Required task: Wherever the string "released" appears, copy the whole line.

»»

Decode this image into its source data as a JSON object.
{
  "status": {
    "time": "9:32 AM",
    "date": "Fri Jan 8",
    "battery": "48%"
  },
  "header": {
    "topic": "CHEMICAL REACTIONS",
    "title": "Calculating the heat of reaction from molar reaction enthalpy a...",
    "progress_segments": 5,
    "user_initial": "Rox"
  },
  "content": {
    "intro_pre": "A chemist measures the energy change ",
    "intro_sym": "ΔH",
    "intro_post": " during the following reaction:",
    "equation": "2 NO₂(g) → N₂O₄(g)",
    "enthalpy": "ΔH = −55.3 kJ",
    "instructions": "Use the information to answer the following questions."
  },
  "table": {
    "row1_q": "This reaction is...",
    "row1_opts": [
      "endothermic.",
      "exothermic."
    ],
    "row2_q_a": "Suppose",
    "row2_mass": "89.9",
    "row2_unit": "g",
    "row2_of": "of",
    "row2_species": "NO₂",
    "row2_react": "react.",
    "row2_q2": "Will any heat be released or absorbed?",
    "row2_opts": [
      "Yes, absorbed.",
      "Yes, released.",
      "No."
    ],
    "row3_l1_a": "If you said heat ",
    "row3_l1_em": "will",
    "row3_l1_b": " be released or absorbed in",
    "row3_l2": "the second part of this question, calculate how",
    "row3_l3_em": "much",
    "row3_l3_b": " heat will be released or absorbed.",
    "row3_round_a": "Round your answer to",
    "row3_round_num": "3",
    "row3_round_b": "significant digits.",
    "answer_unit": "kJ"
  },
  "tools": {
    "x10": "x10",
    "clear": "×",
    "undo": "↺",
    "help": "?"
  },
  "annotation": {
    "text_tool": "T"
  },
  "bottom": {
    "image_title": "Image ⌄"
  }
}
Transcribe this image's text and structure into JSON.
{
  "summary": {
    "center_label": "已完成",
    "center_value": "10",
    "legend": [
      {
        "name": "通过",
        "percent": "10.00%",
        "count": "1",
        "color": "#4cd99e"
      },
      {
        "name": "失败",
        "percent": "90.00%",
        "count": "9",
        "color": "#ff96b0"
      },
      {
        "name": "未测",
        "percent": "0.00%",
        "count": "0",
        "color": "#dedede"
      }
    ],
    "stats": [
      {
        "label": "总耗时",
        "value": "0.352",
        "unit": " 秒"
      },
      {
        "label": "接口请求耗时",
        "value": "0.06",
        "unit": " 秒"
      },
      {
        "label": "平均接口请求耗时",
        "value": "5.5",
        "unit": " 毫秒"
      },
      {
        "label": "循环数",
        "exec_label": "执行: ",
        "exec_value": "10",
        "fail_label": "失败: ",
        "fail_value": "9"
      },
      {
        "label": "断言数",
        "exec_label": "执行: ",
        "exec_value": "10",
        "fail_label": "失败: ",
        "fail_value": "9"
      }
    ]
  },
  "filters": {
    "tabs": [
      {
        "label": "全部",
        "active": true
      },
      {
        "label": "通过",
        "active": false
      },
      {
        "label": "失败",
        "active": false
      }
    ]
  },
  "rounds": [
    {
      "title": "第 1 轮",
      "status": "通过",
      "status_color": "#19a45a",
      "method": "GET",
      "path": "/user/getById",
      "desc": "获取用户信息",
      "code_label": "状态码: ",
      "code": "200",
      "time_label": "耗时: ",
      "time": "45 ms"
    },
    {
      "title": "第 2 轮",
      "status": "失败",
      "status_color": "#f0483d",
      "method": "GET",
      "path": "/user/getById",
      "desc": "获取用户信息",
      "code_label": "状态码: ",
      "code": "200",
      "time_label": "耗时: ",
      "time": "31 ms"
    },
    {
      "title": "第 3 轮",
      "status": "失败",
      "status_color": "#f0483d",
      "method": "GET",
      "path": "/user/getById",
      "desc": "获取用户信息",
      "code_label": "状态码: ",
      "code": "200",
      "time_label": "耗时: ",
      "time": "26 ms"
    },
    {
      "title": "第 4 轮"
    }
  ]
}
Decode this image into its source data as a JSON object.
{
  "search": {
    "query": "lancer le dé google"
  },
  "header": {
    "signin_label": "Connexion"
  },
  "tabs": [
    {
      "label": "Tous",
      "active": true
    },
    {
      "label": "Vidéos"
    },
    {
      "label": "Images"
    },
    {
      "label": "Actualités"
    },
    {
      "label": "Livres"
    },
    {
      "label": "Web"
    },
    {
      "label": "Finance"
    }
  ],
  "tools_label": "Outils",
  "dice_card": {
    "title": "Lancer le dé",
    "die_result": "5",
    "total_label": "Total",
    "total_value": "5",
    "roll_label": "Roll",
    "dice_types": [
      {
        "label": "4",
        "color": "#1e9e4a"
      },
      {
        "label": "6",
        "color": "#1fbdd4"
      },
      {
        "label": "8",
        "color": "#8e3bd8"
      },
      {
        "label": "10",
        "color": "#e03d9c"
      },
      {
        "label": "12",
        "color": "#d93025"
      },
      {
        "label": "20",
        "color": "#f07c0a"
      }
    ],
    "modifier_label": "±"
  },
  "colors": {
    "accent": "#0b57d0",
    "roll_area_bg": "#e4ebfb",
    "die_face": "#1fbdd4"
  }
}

««

Solved problem:
    "row2_q2": "Will any heat be released or absorbed?",
      "Yes, released.",
    "row3_l1_b": " be released or absorbed in",
    "row3_l3_b": " heat will be released or absorbed.",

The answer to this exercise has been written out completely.